__PROMPT__:
Report every line below that holds the word "your".

__DATA PROVIDED__:
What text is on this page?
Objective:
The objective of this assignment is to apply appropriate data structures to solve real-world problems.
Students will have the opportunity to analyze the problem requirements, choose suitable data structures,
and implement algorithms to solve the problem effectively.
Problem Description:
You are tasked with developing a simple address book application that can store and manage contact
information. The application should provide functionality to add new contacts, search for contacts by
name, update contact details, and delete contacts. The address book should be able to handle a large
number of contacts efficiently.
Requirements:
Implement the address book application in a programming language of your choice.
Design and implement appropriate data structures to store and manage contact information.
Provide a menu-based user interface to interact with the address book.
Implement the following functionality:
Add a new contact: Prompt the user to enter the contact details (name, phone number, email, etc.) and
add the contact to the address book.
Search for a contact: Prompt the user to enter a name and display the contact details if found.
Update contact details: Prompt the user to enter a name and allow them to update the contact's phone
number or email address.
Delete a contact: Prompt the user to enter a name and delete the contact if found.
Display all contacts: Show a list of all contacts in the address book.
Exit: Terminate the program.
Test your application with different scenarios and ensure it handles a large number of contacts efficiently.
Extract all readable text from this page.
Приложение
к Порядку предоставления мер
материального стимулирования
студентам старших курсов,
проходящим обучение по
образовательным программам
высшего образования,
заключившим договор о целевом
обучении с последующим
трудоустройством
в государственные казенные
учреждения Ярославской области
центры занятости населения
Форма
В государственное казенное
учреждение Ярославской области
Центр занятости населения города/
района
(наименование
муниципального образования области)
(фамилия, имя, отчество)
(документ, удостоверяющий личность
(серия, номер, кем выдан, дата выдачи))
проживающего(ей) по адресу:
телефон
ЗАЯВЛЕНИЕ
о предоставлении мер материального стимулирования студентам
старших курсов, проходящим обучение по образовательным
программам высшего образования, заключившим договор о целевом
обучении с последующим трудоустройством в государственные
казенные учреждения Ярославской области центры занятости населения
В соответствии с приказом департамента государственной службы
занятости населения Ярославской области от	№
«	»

__WRITTEN RESPONSE__:
Implement the address book application in a programming language of your choice.
Test your application with different scenarios and ensure it handles a large number of contacts efficiently.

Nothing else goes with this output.